RECORDS FOR PROCESSING
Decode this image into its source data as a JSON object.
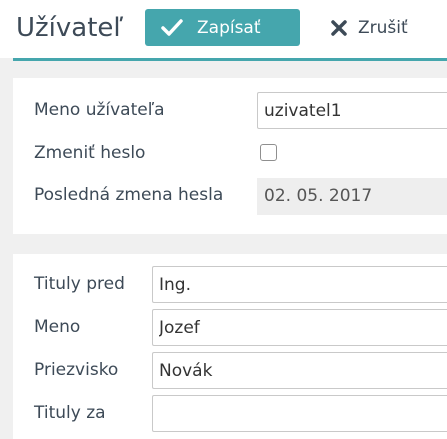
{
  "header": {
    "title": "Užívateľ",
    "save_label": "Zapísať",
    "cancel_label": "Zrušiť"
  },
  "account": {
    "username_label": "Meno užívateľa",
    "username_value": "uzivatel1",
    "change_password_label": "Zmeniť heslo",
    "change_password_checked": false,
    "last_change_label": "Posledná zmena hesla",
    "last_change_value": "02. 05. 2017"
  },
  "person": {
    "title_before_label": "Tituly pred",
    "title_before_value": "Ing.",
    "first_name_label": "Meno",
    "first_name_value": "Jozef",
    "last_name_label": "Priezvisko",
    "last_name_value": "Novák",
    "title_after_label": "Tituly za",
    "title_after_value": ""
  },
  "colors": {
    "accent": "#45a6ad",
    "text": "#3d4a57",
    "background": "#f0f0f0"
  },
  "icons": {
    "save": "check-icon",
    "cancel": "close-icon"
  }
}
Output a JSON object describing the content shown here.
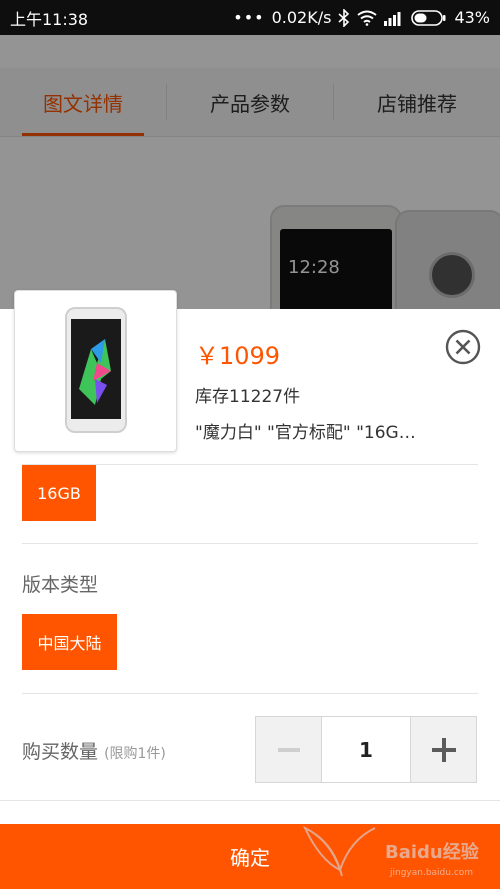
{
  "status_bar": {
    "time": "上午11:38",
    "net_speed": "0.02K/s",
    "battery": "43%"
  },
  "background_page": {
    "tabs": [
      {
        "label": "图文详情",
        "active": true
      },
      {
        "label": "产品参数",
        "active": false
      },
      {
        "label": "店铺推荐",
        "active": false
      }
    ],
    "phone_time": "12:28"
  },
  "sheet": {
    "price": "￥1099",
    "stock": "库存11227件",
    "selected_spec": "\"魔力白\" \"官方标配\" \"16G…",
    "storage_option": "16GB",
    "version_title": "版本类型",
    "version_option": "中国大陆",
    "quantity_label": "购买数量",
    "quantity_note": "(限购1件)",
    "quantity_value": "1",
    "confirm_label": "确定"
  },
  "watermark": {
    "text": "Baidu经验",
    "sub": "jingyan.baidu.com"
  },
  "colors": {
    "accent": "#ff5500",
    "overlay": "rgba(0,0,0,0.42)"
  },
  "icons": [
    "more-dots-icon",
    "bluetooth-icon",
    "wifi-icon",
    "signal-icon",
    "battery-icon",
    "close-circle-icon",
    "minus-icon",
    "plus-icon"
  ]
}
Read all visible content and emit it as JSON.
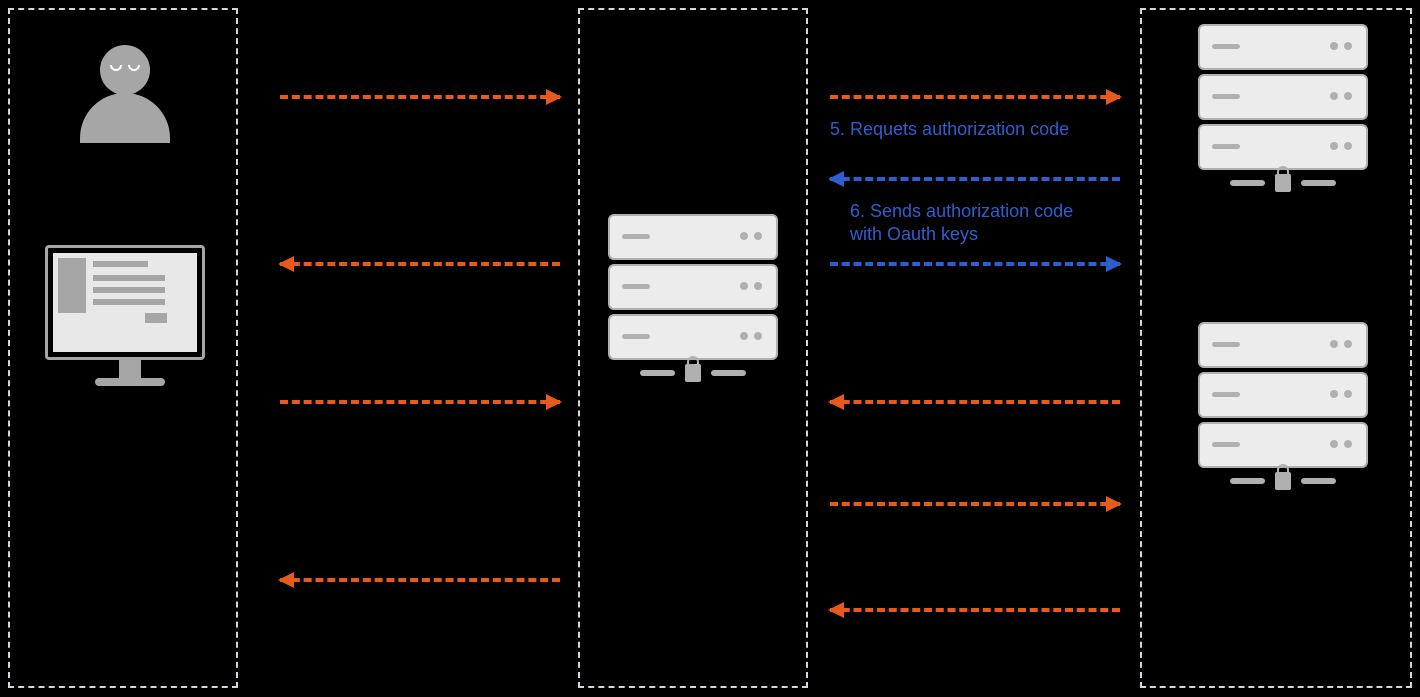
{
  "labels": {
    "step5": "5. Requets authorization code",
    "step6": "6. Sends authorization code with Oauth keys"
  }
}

==

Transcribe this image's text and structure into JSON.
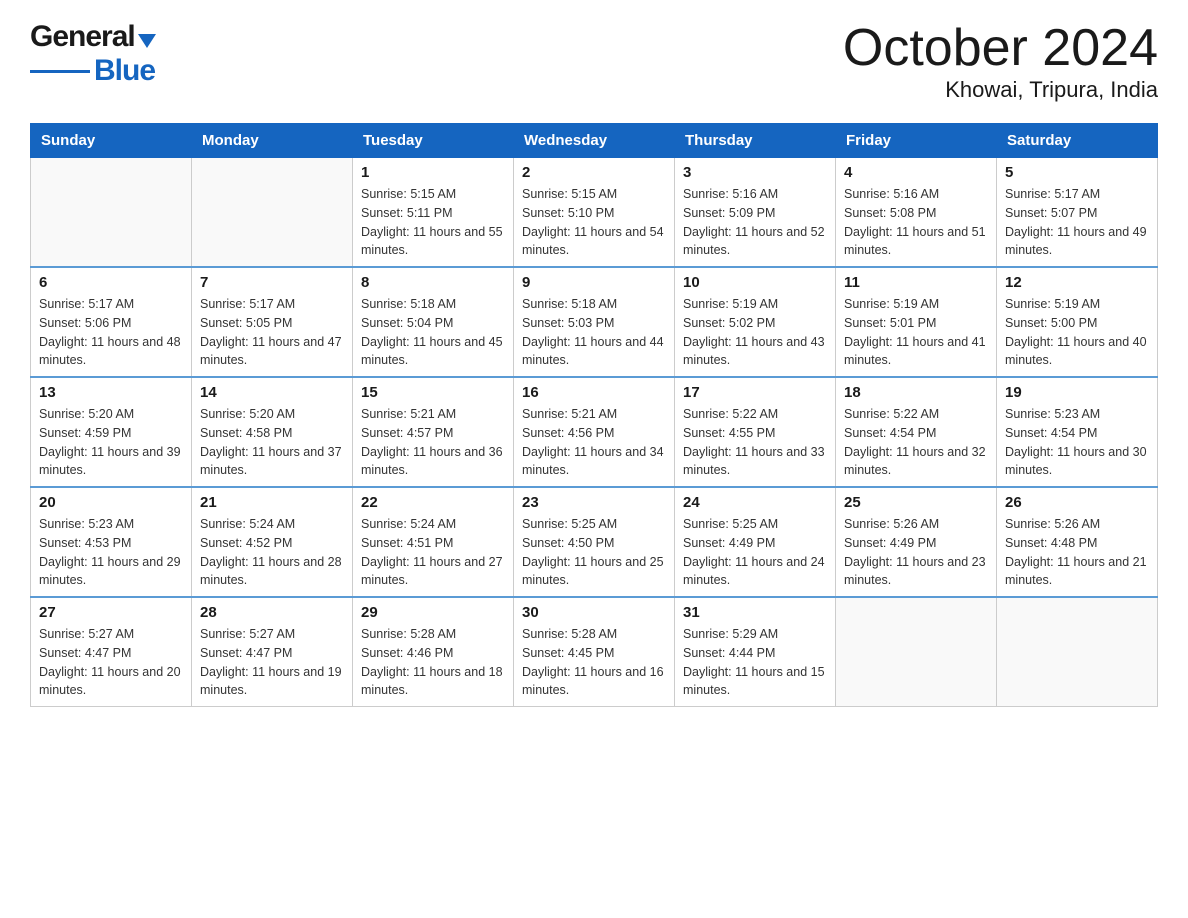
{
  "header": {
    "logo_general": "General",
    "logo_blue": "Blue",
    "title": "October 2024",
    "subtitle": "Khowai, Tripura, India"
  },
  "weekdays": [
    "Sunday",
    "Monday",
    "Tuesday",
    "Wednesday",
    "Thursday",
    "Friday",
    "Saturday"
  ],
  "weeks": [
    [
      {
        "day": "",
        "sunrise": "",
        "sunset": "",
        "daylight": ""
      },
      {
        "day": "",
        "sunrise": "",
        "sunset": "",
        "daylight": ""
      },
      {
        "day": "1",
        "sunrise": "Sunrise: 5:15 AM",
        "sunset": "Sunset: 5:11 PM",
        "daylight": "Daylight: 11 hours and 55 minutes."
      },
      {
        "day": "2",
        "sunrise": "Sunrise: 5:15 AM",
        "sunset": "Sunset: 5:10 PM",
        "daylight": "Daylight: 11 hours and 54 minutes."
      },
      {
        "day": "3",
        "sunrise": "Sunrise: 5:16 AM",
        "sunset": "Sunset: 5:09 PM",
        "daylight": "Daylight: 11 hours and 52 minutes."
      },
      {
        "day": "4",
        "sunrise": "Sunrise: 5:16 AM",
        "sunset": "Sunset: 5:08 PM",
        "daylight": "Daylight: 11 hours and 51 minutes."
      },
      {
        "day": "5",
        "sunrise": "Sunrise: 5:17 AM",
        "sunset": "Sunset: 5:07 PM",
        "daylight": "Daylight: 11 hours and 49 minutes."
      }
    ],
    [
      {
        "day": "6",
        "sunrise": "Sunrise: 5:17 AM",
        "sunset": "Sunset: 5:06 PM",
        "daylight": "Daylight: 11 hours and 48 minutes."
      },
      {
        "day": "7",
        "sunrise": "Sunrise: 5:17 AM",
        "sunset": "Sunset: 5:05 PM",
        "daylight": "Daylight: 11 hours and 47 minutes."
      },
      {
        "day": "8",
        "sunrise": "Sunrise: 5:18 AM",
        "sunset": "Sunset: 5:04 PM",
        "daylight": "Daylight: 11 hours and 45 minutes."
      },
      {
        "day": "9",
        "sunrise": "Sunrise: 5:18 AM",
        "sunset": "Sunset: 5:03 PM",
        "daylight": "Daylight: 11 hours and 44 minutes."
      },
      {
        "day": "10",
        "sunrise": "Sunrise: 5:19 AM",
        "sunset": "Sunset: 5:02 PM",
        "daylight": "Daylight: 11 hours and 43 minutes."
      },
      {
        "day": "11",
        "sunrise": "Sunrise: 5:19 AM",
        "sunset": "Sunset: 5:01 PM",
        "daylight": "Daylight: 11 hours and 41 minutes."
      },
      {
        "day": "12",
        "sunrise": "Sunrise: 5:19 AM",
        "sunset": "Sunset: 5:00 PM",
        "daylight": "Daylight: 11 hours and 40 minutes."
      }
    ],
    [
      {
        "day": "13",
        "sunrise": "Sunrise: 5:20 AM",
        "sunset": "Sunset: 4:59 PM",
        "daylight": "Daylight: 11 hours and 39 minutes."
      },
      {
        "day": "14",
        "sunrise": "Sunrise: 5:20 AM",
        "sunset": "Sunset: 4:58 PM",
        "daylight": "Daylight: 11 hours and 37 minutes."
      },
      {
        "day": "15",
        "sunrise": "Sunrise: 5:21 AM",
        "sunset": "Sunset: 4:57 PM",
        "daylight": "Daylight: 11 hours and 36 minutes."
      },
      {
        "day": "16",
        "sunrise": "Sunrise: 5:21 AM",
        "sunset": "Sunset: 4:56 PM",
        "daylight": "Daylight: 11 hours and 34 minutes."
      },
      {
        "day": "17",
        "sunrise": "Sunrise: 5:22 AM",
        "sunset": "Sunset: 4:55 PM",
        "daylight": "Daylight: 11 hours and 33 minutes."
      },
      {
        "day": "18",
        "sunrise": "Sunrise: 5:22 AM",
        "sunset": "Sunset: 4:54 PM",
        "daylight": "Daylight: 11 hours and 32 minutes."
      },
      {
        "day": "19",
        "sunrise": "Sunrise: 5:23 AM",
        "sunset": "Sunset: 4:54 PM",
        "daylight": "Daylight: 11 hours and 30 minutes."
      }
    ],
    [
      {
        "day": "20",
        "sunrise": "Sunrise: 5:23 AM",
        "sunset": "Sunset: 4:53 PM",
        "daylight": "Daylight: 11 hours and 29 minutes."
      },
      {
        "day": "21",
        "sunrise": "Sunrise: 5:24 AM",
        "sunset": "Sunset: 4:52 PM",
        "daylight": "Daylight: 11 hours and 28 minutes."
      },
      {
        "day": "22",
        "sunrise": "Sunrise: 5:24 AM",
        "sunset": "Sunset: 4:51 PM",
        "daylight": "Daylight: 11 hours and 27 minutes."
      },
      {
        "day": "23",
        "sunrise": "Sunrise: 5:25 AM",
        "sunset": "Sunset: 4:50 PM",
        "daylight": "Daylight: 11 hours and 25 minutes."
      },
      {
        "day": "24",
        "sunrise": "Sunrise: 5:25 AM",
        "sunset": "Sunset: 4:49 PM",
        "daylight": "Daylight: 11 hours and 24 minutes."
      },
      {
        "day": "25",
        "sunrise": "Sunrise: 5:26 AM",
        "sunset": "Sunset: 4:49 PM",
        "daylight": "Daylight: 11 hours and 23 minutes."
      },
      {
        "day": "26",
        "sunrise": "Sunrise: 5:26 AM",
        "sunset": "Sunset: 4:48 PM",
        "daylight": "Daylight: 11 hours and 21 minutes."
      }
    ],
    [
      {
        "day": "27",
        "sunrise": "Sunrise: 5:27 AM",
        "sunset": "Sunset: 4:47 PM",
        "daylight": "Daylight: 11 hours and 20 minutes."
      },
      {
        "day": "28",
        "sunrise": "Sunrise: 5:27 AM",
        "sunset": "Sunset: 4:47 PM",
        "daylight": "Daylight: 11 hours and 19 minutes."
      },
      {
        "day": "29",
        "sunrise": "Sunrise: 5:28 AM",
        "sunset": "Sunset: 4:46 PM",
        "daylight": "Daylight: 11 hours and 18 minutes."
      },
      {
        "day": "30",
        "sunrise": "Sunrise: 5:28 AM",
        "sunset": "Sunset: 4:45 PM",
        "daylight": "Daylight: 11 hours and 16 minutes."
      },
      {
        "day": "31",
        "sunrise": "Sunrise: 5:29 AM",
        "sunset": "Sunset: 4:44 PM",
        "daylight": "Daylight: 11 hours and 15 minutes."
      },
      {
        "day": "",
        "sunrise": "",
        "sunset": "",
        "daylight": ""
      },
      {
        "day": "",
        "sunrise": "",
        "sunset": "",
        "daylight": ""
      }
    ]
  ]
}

--

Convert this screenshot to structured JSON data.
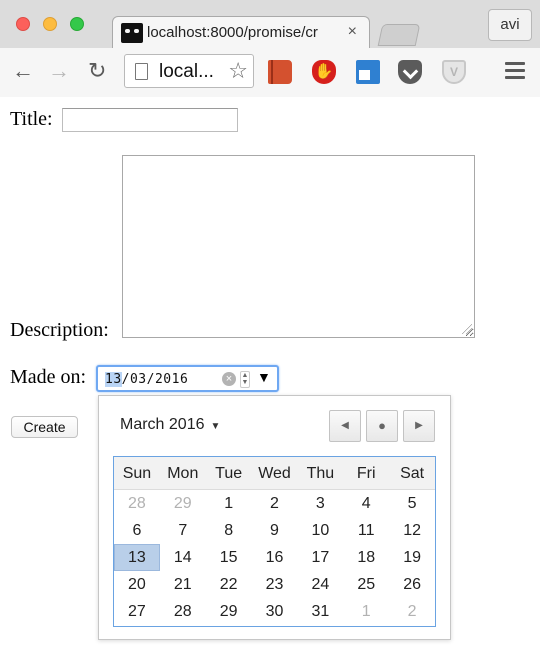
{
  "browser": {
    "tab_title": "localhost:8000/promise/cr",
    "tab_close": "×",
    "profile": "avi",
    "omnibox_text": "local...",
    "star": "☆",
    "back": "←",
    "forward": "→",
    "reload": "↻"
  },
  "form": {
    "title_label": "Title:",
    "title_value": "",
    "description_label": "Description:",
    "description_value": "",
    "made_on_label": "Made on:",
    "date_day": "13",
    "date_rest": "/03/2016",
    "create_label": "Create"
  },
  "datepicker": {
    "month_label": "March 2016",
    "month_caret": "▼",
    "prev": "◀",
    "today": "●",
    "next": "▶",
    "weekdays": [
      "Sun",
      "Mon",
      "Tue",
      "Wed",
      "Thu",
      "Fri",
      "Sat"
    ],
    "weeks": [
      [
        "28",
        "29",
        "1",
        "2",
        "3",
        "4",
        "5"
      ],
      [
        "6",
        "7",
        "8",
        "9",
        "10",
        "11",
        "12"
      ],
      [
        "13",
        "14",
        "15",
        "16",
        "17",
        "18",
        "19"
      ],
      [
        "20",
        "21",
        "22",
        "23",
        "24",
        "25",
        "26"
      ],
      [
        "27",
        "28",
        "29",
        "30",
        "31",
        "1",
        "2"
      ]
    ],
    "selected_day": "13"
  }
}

WORK REQUIRED
Go through the listing above and locate each line that holds the word "JSON". Copy those lines.

CORRECT RESPONSE
Decode this image into its source data as a JSON object.
Output a JSON object describing the content shown here.
Read all visible content and emit it as JSON.
Transcribe this image's text and structure into JSON.
Convert this screenshot to structured JSON data.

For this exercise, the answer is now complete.